━━━━━ 文書抜粋

香港2011年

Nathan Road, Hong Kong
Photo: “Nathan Road” 2011. Hong Kong, Apple iPhone 3GS, F2.8/37.

香港便。結局、退屈しきったので、PCを取り出して、文章を打ち始めた。

香港。それが中国という意味であれば、僕は中国には行ったことがある。しかし、そもそも通貨が異なる。中国行きの、ましてコードシェアであれば、それなりにアジアな喧噪を想像したが、そうでもない。中国本土行きに比べれば、乗客の民度というかお行儀は格段に良い。持ち込む荷物の量も少ないし、席を隔てたおしゃべりもあまりない。本土と香港は一つの国だとは言っても、租借の期間に歩んだ道のりの差異が、そういう所にも出ているのだと思う。もちろん、隣に座った香港人はヘッドフォンを付けず、大音量で iPhone で撮影した日本滞在中の動画を鑑賞している。

それも、まあ、そういうもんだろうと思うのは、僕が少しアジア圏のスタンダードに慣れたからなのかもしれない。


朝は、いつものように、少し早めの空港行きのバスに急いで乗った。こういうのは、勢いが大事で、迷っていたら永遠に荷造りなんて出来ない。バスの一番前の席に座って、曇り空の一日が明けていくのを眺める。毎日、日本から旅立つ人と、海外から降り立つ人を、運びつつけている運転手は、どんな気分でいるのだろう、という、いつもの疑問を頭の中で転がしながら、前を見つめる。

幕張を過ぎたあたりで、高速道路沿いにぼた山が見えてくる。厳密にはそう呼ばれるものでは無いのかもしれないが、僕のイメージではそれはぼた山だ。ただの建設残土の塊だった山に、数年で樹木が生えて、いまは少し山っぽくなってきた。張りぼてのミラコスタの壁を眺め、グランドオープンと書かれた、眩しい照明看板を掲げるラブホテル(午前6時だ)を通り過ぎ、一面の水田とそびえるゴミ焼却場。

誰だ、成田に空港を作ろうと考えたのは。

(震災前の文章)

東京クラスタ、日本クラスタ、アジアクラスタ

Why? MIT
Photo: “Why? MIT” 2010. Tokyo, Apple iPhone 3GS, F2.8/37.

━━━━━━━━━━
━━━━━ 提示資料

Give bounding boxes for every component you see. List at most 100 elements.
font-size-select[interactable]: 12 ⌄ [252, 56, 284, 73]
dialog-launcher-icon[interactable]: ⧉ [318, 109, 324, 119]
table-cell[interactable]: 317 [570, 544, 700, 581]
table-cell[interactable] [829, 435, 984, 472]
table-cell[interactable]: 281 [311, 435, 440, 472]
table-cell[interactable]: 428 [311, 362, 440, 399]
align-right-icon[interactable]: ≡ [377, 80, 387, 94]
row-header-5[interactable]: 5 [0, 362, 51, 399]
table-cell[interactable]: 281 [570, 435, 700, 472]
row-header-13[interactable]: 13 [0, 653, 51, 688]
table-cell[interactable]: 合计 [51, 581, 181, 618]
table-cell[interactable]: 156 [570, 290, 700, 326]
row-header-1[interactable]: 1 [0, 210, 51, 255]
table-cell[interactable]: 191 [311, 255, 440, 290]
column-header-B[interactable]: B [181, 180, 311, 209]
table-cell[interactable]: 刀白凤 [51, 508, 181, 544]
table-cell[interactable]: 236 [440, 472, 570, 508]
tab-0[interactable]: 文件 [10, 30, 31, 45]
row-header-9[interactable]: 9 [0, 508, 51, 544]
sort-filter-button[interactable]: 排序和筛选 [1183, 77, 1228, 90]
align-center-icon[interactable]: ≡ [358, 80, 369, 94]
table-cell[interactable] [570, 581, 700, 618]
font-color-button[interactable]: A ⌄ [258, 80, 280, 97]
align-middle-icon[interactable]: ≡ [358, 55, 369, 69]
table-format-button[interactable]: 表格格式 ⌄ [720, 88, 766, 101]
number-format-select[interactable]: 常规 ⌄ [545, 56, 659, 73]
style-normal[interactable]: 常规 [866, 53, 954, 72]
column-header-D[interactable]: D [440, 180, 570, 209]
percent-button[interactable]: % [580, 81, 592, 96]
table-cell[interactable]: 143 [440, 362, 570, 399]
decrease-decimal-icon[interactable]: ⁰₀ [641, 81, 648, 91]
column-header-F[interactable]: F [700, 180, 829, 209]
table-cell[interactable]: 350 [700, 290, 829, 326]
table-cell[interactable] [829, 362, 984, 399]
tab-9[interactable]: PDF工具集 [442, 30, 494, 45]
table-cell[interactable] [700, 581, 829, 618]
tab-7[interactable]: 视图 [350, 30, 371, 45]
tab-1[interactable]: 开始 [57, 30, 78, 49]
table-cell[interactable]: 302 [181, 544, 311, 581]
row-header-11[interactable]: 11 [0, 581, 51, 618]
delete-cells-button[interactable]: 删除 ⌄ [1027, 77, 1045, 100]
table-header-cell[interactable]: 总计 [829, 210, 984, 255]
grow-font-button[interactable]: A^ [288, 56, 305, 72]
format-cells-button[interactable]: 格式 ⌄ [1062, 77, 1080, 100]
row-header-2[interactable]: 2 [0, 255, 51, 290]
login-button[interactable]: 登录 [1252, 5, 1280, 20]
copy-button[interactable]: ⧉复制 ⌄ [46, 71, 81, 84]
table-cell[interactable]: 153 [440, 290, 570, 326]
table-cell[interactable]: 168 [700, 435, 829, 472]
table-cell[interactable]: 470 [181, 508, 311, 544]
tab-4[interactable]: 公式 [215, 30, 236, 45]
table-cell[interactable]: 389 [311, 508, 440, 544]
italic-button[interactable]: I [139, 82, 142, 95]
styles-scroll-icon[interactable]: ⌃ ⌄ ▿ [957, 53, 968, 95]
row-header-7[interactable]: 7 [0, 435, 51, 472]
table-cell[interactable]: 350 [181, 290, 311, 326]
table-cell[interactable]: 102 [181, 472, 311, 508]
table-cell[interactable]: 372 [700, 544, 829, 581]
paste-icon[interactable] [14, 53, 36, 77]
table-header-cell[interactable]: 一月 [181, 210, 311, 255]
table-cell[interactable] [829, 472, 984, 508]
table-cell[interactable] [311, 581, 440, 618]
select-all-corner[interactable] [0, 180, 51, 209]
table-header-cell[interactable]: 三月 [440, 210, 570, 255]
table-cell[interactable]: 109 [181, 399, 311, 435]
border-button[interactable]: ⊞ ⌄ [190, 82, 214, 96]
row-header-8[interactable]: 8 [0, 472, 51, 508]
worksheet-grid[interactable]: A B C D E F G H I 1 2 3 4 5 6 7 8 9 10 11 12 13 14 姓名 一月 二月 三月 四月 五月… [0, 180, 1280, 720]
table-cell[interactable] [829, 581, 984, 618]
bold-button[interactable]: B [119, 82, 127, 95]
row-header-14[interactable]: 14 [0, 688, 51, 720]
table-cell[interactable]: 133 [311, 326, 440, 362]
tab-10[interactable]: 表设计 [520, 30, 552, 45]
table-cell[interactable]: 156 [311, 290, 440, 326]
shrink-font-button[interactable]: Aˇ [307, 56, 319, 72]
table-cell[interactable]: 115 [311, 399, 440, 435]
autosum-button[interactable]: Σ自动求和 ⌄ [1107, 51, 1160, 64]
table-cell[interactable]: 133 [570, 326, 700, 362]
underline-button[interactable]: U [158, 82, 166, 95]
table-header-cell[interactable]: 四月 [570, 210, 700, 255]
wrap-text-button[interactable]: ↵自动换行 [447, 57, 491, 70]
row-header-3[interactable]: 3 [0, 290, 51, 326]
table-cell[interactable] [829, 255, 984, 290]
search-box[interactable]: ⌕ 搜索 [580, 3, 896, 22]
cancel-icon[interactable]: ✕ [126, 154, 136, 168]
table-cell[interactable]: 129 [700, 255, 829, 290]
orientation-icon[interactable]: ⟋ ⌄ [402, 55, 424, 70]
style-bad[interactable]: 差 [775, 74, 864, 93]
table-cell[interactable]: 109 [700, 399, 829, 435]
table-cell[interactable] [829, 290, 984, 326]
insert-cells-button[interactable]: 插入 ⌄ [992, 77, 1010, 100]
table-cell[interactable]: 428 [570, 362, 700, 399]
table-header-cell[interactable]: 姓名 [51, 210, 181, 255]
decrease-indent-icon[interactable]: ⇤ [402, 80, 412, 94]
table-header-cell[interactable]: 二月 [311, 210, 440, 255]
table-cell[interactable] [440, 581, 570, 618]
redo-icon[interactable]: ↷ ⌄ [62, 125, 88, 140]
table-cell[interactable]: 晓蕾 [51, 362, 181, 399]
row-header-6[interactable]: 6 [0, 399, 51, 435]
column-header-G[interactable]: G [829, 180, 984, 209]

━━━━━━━━━━

**作業内容**
「香港2011年」の文章を、末尾に示された箇所の後から書き進めること。 これらのレコードは、本文とは別個の資料である。

**解答**
「こんにちは。ちょっとよろしいですか。」

と、IM が入る。マレーシアで一緒になった、北京の人だった。

「私、会社を辞めてアメリカに移住します。」

移住?留学とかではなく??


日本の地方都市をちゃんと巡る、というのは面白いだろうな、と最近思う。下手に海外に行くよりも、高くついてしまうけれど、ネイティブの視線でより深く見られる。

地方に行くと、その地域で完結する世界がある気がする。ここで一生を送っていく人は、どんな気持ちと、どんな思いで、その人生を選択したのだろうか。

東京に戻れば、それは首都という一つ上のクラスタになる。上というのは上等・下等の意味で言っているのでは、もちろん無い。僕はそこで少しの疑問を抱きながら、生活をしている。これから先も、このままこのクラスタに居る、恐らく、自信は無いが。

もう少しクラスタを上げて行くと、いまや日本もアジアのクラスタの一員に過ぎない。過ぎなくなりつつある、といった方がいいだろうか。アジアのクラスタの上の方はどこだろう。

日本と、中国と、シンガポールあたりが争っている感じか。それからインドか。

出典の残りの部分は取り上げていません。